What is asked: Rewrite the stretch from the line containing "toc-entry: [100, 1151, 825, 1201]" through the line containing "toc-entry: [100, 361, 825, 411]", changing "bullet-star-icon" to "star-icon" and leaving everything else the same.
:: Extracted entries
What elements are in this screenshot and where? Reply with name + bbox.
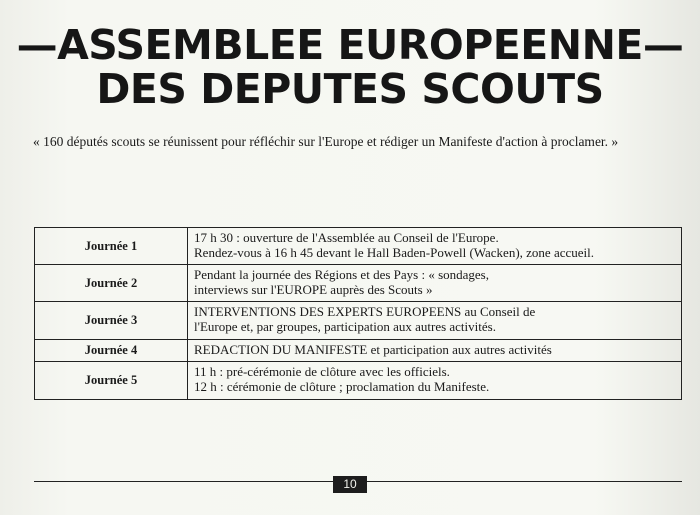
description-line: Pendant la journée des Régions et des Pays : « sondages, xyxy=(194,267,489,282)
day-description xyxy=(188,228,682,265)
page-title-line-2: DES DEPUTES SCOUTS xyxy=(96,65,604,113)
day-label: Journée 3 xyxy=(35,302,188,340)
day-description xyxy=(188,362,682,400)
page-number: 10 xyxy=(333,476,367,493)
table-row xyxy=(35,265,682,302)
day-label: Journée 5 xyxy=(35,362,188,400)
table-row xyxy=(35,362,682,400)
description-line: Rendez-vous à 16 h 45 devant le Hall Baden-Powell (Wacken), zone accueil. xyxy=(194,245,594,260)
table-row xyxy=(35,340,682,362)
description-line: 11 h : pré-cérémonie de clôture avec les officiels. xyxy=(194,364,450,379)
table-row xyxy=(35,228,682,265)
description-line: interviews sur l'EUROPE auprès des Scouts » xyxy=(194,282,433,297)
description-line: INTERVENTIONS DES EXPERTS EUROPEENS au Conseil de xyxy=(194,304,536,319)
day-label: Journée 4 xyxy=(35,340,188,362)
day-description xyxy=(188,265,682,302)
intro-paragraph: « 160 députés scouts se réunissent pour réfléchir sur l'Europe et rédiger un Manifeste d'action à proclamer. » xyxy=(33,134,619,149)
description-line: 17 h 30 : ouverture de l'Assemblée au Conseil de l'Europe. xyxy=(194,230,499,245)
day-label: Journée 2 xyxy=(35,265,188,302)
description-line: REDACTION DU MANIFESTE et participation aux autres activités xyxy=(194,342,552,357)
table-row xyxy=(35,302,682,340)
day-description xyxy=(188,302,682,340)
description-line: l'Europe et, par groupes, participation aux autres activités. xyxy=(194,319,496,334)
day-label: Journée 1 xyxy=(35,228,188,265)
description-line: 12 h : cérémonie de clôture ; proclamation du Manifeste. xyxy=(194,379,490,394)
day-description xyxy=(188,340,682,362)
page-title-line-1: —ASSEMBLEE EUROPEENNE— xyxy=(16,21,684,69)
schedule-table xyxy=(34,227,682,400)
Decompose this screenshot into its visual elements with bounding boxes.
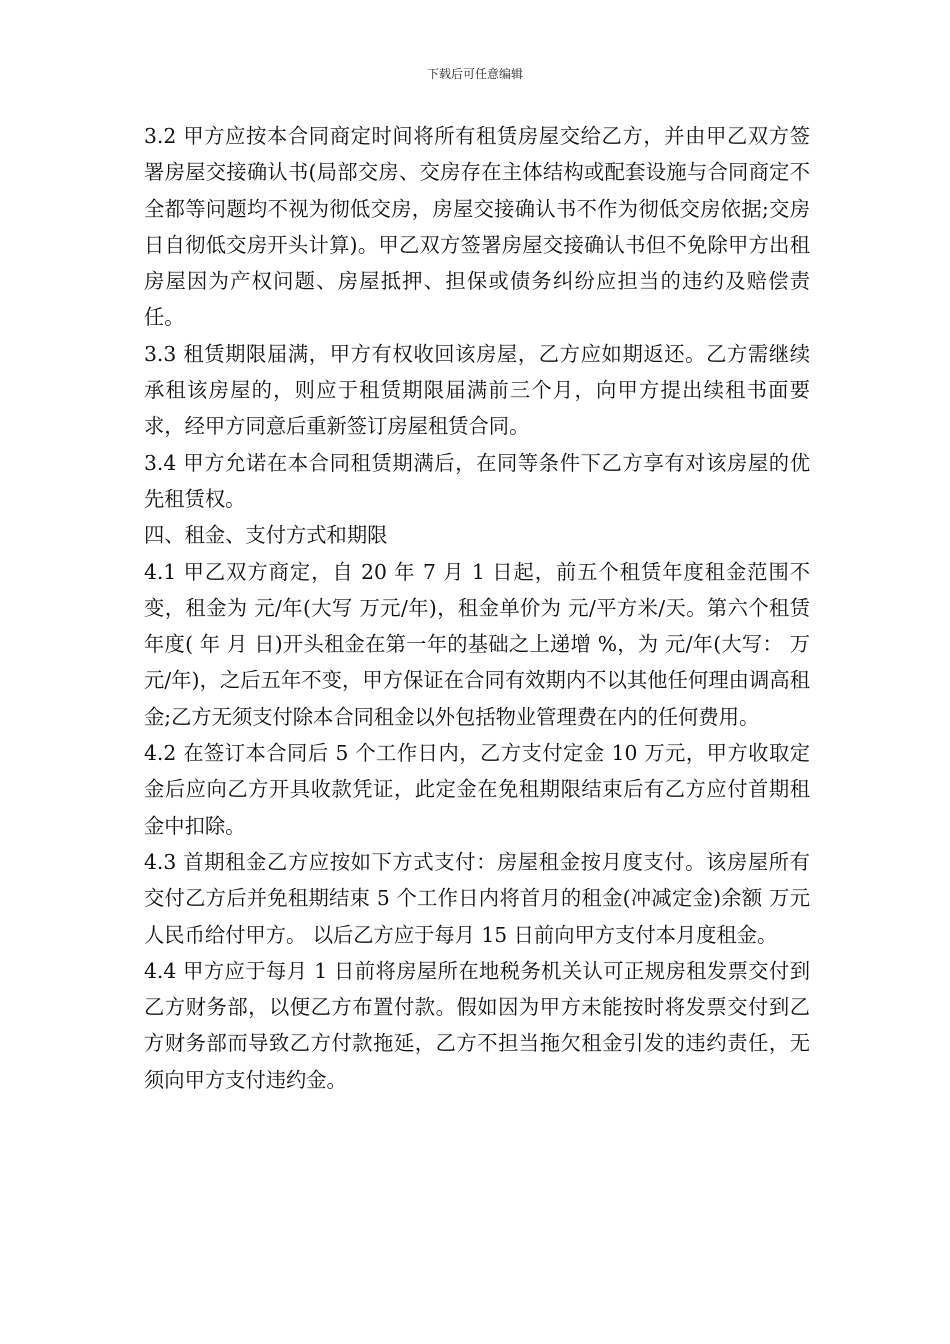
- clause-3-3: 3.3 租赁期限届满，甲方有权收回该房屋，乙方应如期返还。乙方需继续承租该房屋的，则应于租赁期限届满前三个月，向甲方提出续租书面要求，经甲方同意后重新签订房屋租赁合同。: [144, 341, 810, 439]
- page-header: 下载后可任意编辑: [426, 67, 523, 81]
- document-body: [144, 118, 810, 1098]
- clause-3-4: 3.4 甲方允诺在本合同租赁期满后，在同等条件下乙方享有对该房屋的优先租赁权。: [144, 450, 810, 511]
- clause-4-2: 4.2 在签订本合同后 5 个工作日内，乙方支付定金 10 万元，甲方收取定金后应向乙方开具收款凭证，此定金在免租期限结束后有乙方应付首期租金中扣除。: [144, 741, 810, 838]
- clause-4-3: 4.3 首期租金乙方应按如下方式支付：房屋租金按月度支付。该房屋所有交付乙方后并免租期结束 5 个工作日内将首月的租金(冲减定金)余额 万元人民币给付甲方。 以后乙方应于每月 15 日前向甲方支付本月度租金。: [144, 849, 810, 947]
- section-heading-4: 四、租金、支付方式和期限: [144, 523, 388, 548]
- clause-4-4: 4.4 甲方应于每月 1 日前将房屋所在地税务机关认可正规房租发票交付到乙方财务部，以便乙方布置付款。假如因为甲方未能按时将发票交付到乙方财务部而导致乙方付款拖延，乙方不担当拖欠租金引发的违约责任，无须向甲方支付违约金。: [144, 958, 810, 1092]
- clause-3-2: 3.2 甲方应按本合同商定时间将所有租赁房屋交给乙方，并由甲乙双方签署房屋交接确认书(局部交房、交房存在主体结构或配套设施与合同商定不全都等问题均不视为彻低交房，房屋交接确认书不作为彻低交房依据;交房日自彻低交房开头计算)。甲乙双方签署房屋交接确认书但不免除甲方出租房屋因为产权问题、房屋抵押、担保或债务纠纷应担当的违约及赔偿责任。: [144, 124, 810, 330]
- clause-4-1: 4.1 甲乙双方商定，自 20 年 7 月 1 日起，前五个租赁年度租金范围不变，租金为 元/年(大写 万元/年)，租金单价为 元/平方米/天。第六个租赁年度( 年 月 日)开头租金在第一年的基础之上递增 %，为 元/年(大写： 万元/年)，之后五年不变，甲方保证在合同有效期内不以其他任何理由调高租金;乙方无须支付除本合同租金以外包括物业管理费在内的任何费用。: [144, 559, 810, 729]
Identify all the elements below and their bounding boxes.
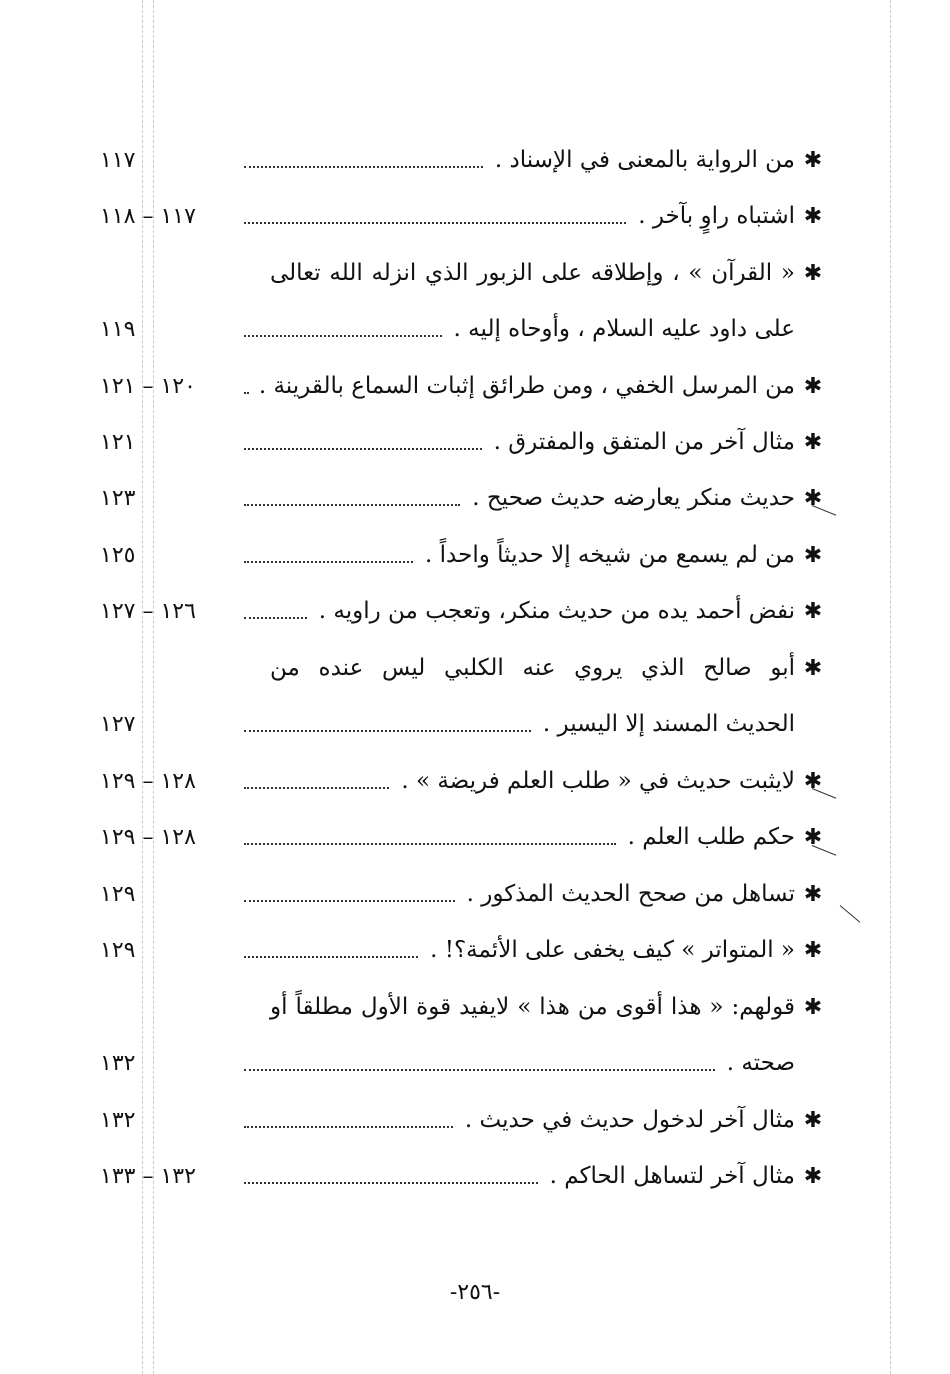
toc-entry: [100, 1151, 825, 1201]
bullet-star-icon: ✱: [803, 994, 823, 1020]
leader-dots: [244, 392, 247, 394]
leader-dots: [244, 843, 616, 845]
toc-entry-continuation: [100, 699, 795, 749]
toc-entry: [100, 756, 825, 806]
entry-title: من لم يسمع من شيخه إلا حديثاً واحداً .: [425, 542, 795, 568]
entry-title: حكم طلب العلم .: [627, 824, 795, 850]
entry-pages: ١٢٦ – ١٢٧: [100, 598, 196, 624]
toc-entry: [270, 982, 825, 1032]
bullet-star-icon: ✱: [803, 203, 823, 229]
bullet-star-icon: ✱: [803, 429, 823, 455]
toc-entry: [100, 1095, 825, 1145]
toc-entry: [100, 925, 825, 975]
entry-pages: ١٢٠ – ١٢١: [100, 373, 196, 399]
entry-title-continuation: صحته .: [726, 1050, 795, 1076]
toc-entry: [100, 361, 825, 411]
leader-dots: [244, 956, 418, 958]
entry-pages: ١٢٨ – ١٢٩: [100, 824, 196, 850]
entry-title: نفض أحمد يده من حديث منكر، وتعجب من راويه .: [318, 598, 795, 624]
bullet-star-icon: ✱: [803, 881, 823, 907]
entry-title: مثال آخر من المتفق والمفترق .: [493, 429, 795, 455]
entry-title: اشتباه راوٍ بآخر .: [638, 203, 795, 229]
bullet-star-icon: ✱: [803, 1163, 823, 1189]
leader-dots: [244, 730, 531, 732]
page-number: -٢٥٦-: [449, 1280, 501, 1305]
entry-pages: ١٢٩: [100, 937, 136, 963]
bullet-star-icon: ✱: [803, 485, 823, 511]
bullet-star-icon: ✱: [803, 937, 823, 963]
bullet-star-icon: ✱: [803, 542, 823, 568]
leader-dots: [244, 1069, 715, 1071]
toc-entry: [100, 812, 825, 862]
bullet-star-icon: ✱: [803, 147, 823, 173]
entry-pages: ١٢٣: [100, 485, 136, 511]
entry-title-continuation: الحديث المسند إلا اليسير .: [542, 711, 795, 737]
entry-title: « القرآن » ، وإطلاقه على الزبور الذي انزله الله تعالى: [270, 260, 795, 286]
toc-entry: [100, 417, 825, 467]
bullet-star-icon: ✱: [803, 260, 823, 286]
toc-entry: [270, 643, 825, 693]
leader-dots: [244, 561, 413, 563]
toc-entry: [100, 191, 825, 241]
leader-dots: [244, 335, 442, 337]
bullet-star-icon: ✱: [803, 768, 823, 794]
leader-dots: [244, 504, 460, 506]
entry-title: حديث منكر يعارضه حديث صحيح .: [472, 485, 795, 511]
entry-pages: ١٣٢: [100, 1107, 136, 1133]
bullet-star-icon: ✱: [803, 373, 823, 399]
toc-entry: [100, 135, 825, 185]
toc-entry: [100, 869, 825, 919]
entry-pages: ١٢٨ – ١٢٩: [100, 768, 196, 794]
toc-entry: [100, 586, 825, 636]
bullet-star-icon: ✱: [803, 824, 823, 850]
entry-title: لايثبت حديث في « طلب العلم فريضة » .: [401, 768, 795, 794]
leader-dots: [244, 166, 483, 168]
leader-dots: [244, 1126, 453, 1128]
entry-pages: ١١٩: [100, 316, 136, 342]
toc-entry: [100, 473, 825, 523]
entry-title: مثال آخر لدخول حديث في حديث .: [464, 1107, 795, 1133]
bullet-star-icon: ✱: [803, 1107, 823, 1133]
leader-dots: [244, 900, 455, 902]
bullet-star-icon: ✱: [803, 598, 823, 624]
entry-title: « المتواتر » كيف يخفى على الأئمة؟! .: [430, 937, 795, 963]
entry-title: من المرسل الخفي ، ومن طرائق إثبات السماع بالقرينة .: [258, 373, 795, 399]
entry-pages: ١١٧: [100, 147, 136, 173]
entry-title-continuation: على داود عليه السلام ، وأوحاه إليه .: [453, 316, 795, 342]
entry-title: قولهم: « هذا أقوى من هذا » لايفيد قوة الأول مطلقاً أو: [270, 994, 795, 1020]
entry-pages: ١١٧ – ١١٨: [100, 203, 196, 229]
leader-dots: [244, 448, 482, 450]
entry-title: من الرواية بالمعنى في الإسناد .: [494, 147, 795, 173]
bullet-star-icon: ✱: [803, 655, 823, 681]
entry-title: تساهل من صحح الحديث المذكور .: [466, 881, 795, 907]
toc-entry: [270, 248, 825, 298]
toc-entry-continuation: [100, 1038, 795, 1088]
entry-pages: ١٢٥: [100, 542, 136, 568]
toc-entry: [100, 530, 825, 580]
leader-dots: [244, 1182, 538, 1184]
leader-dots: [244, 617, 307, 619]
entry-pages: ١٢٩: [100, 881, 136, 907]
leader-dots: [244, 222, 626, 224]
leader-dots: [244, 787, 389, 789]
toc-entry-continuation: [100, 304, 795, 354]
entry-title: أبو صالح الذي يروي عنه الكلبي ليس عنده من: [270, 655, 795, 681]
entry-title: مثال آخر لتساهل الحاكم .: [549, 1163, 795, 1189]
entry-pages: ١٢١: [100, 429, 136, 455]
entry-pages: ١٢٧: [100, 711, 136, 737]
entry-pages: ١٣٢ – ١٣٣: [100, 1163, 196, 1189]
entry-pages: ١٣٢: [100, 1050, 136, 1076]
::::
Solution below:
toc-entry: [100, 1151, 825, 1201]
star-icon: ✱: [803, 994, 823, 1020]
leader-dots: [244, 392, 247, 394]
leader-dots: [244, 843, 616, 845]
toc-entry-continuation: [100, 699, 795, 749]
toc-entry: [100, 756, 825, 806]
entry-title: من لم يسمع من شيخه إلا حديثاً واحداً .: [425, 542, 795, 568]
entry-title: حكم طلب العلم .: [627, 824, 795, 850]
entry-pages: ١٢٦ – ١٢٧: [100, 598, 196, 624]
toc-entry: [270, 982, 825, 1032]
star-icon: ✱: [803, 203, 823, 229]
star-icon: ✱: [803, 429, 823, 455]
toc-entry: [100, 1095, 825, 1145]
toc-entry: [100, 925, 825, 975]
entry-pages: ١٢٠ – ١٢١: [100, 373, 196, 399]
entry-title-continuation: صحته .: [726, 1050, 795, 1076]
toc-entry: [100, 361, 825, 411]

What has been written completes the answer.